• _What you have to do_:
Repeat the records verbatim and leave the pictures out of your copy.

• _Material for this exercise_:
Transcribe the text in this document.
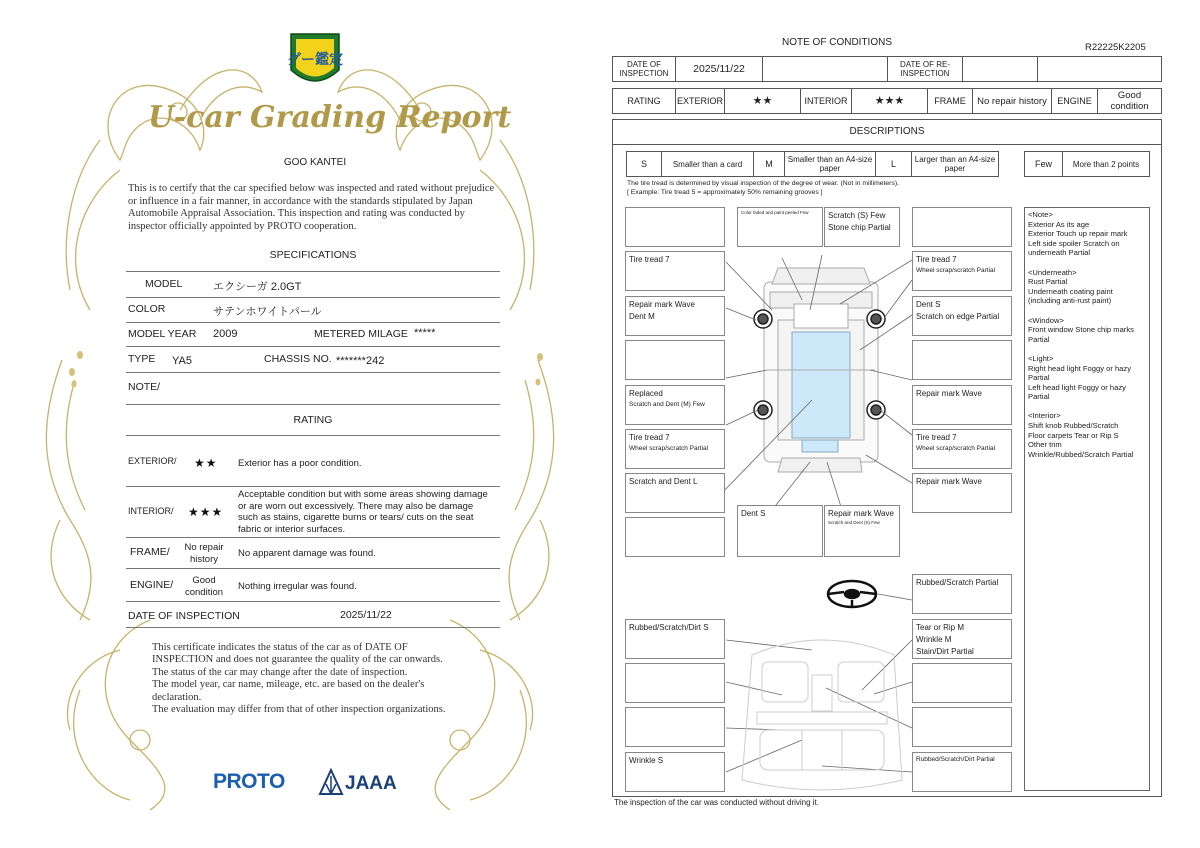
グー鑑定
U-car Grading Report
GOO KANTEI
This is to certify that the car specified below was inspected and rated without prejudice or influence in a fair manner, in accordance with the standards stipulated by Japan Automobile Appraisal Association. This inspection and rating was conducted by inspector officially appointed by PROTO cooperation.
SPECIFICATIONS
MODEL	エクシーガ 2.0GT
COLOR	サテンホワイトパール
MODEL YEAR 2009	METERED MILAGE *****
TYPE YA5	CHASSIS NO. *******242
NOTE/
RATING
EXTERIOR/ ★★ Exterior has a poor condition.
INTERIOR/ ★★★
Acceptable condition but with some areas showing damage or are worn out excessively. There may also be damage such as stains, cigarette burns or tears/ cuts on the seat fabric or interior surfaces.
FRAME/	No repair history	No apparent damage was found.
ENGINE/	Good condition	Nothing irregular was found.
DATE OF INSPECTION	2025/11/22
This certificate indicates the status of the car as of DATE OF
INSPECTION and does not guarantee the quality of the car onwards.
The status of the car may change after the date of inspection.
The model year, car name, mileage, etc. are based on the dealer's
declaration.
The evaluation may differ from that of other inspection organizations.
PROTO	JAAA
NOTE OF CONDITIONS	R22225K2205
DATE OF INSPECTION	2025/11/22	DATE OF RE-INSPECTION
RATING	EXTERIOR	★★	INTERIOR	★★★	FRAME	No repair history	ENGINE	Good condition
DESCRIPTIONS
S	Smaller than a card	M	Smaller than an A4-size paper	L	Larger than an A4-size paper	Few	More than 2 points
The tire tread is determined by visual inspection of the degree of wear. (Not in millimeters).
[ Example: Tire tread 5 = approximately 50% remaining grooves ]
Tire tread 7
Repair mark Wave
Dent M
Replaced
Scratch and Dent (M) Few
Tire tread 7
Wheel scrap/scratch Partial
Scratch and Dent L
Color faded and paint peeled Few	Scratch (S) Few
Stone chip Partial
Tire tread 7
Wheel scrap/scratch Partial
Dent S
Scratch on edge Partial
Repair mark Wave
Tire tread 7
Wheel scrap/scratch Partial
Repair mark Wave
Dent S	Repair mark Wave
Scratch and Dent (S) Few
Rubbed/Scratch Partial
Rubbed/Scratch/Dirt S	Tear or Rip M
Wrinkle M
Stain/Dirt Partial
Wrinkle S	Rubbed/Scratch/Dirt Partial

<Note>
Exterior As its age
Exterior Touch up repair mark
Left side spoiler Scratch on underneath Partial

<Underneath>
Rust Partial
Underneath coating paint (including anti-rust paint)

<Window>
Front window Stone chip marks Partial

<Light>
Right head light Foggy or hazy Partial
Left head light Foggy or hazy Partial

<Interior>
Shift knob Rubbed/Scratch
Floor carpets Tear or Rip S
Other trim
Wrinkle/Rubbed/Scratch Partial

The inspection of the car was conducted without driving it.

• _Answer below_:
Transcribe the text in this document.
グー鑑定
U-car Grading Report
GOO KANTEI
This is to certify that the car specified below was inspected and rated without prejudice or influence in a fair manner, in accordance with the standards stipulated by Japan Automobile Appraisal Association. This inspection and rating was conducted by inspector officially appointed by PROTO cooperation.
SPECIFICATIONS
MODEL	エクシーガ 2.0GT
COLOR	サテンホワイトパール
MODEL YEAR 2009	METERED MILAGE *****
TYPE YA5	CHASSIS NO. *******242
NOTE/
RATING
EXTERIOR/ ★★ Exterior has a poor condition.
INTERIOR/ ★★★
Acceptable condition but with some areas showing damage or are worn out excessively. There may also be damage such as stains, cigarette burns or tears/ cuts on the seat fabric or interior surfaces.
FRAME/	No repair history	No apparent damage was found.
ENGINE/	Good condition	Nothing irregular was found.
DATE OF INSPECTION	2025/11/22
This certificate indicates the status of the car as of DATE OF
INSPECTION and does not guarantee the quality of the car onwards.
The status of the car may change after the date of inspection.
The model year, car name, mileage, etc. are based on the dealer's
declaration.
The evaluation may differ from that of other inspection organizations.
PROTO	JAAA
NOTE OF CONDITIONS	R22225K2205
DATE OF INSPECTION	2025/11/22	DATE OF RE-INSPECTION
RATING	EXTERIOR	★★	INTERIOR	★★★	FRAME	No repair history	ENGINE	Good condition
DESCRIPTIONS
S	Smaller than a card	M	Smaller than an A4-size paper	L	Larger than an A4-size paper	Few	More than 2 points
The tire tread is determined by visual inspection of the degree of wear. (Not in millimeters).
[ Example: Tire tread 5 = approximately 50% remaining grooves ]
Tire tread 7
Repair mark Wave
Dent M
Replaced
Scratch and Dent (M) Few
Tire tread 7
Wheel scrap/scratch Partial
Scratch and Dent L
Color faded and paint peeled Few	Scratch (S) Few
Stone chip Partial
Tire tread 7
Wheel scrap/scratch Partial
Dent S
Scratch on edge Partial
Repair mark Wave
Tire tread 7
Wheel scrap/scratch Partial
Repair mark Wave
Dent S	Repair mark Wave
Scratch and Dent (S) Few
Rubbed/Scratch Partial
Rubbed/Scratch/Dirt S	Tear or Rip M
Wrinkle M
Stain/Dirt Partial
Wrinkle S	Rubbed/Scratch/Dirt Partial

<Note>
Exterior As its age
Exterior Touch up repair mark
Left side spoiler Scratch on underneath Partial

<Underneath>
Rust Partial
Underneath coating paint (including anti-rust paint)

<Window>
Front window Stone chip marks Partial

<Light>
Right head light Foggy or hazy Partial
Left head light Foggy or hazy Partial

<Interior>
Shift knob Rubbed/Scratch
Floor carpets Tear or Rip S
Other trim
Wrinkle/Rubbed/Scratch Partial

The inspection of the car was conducted without driving it.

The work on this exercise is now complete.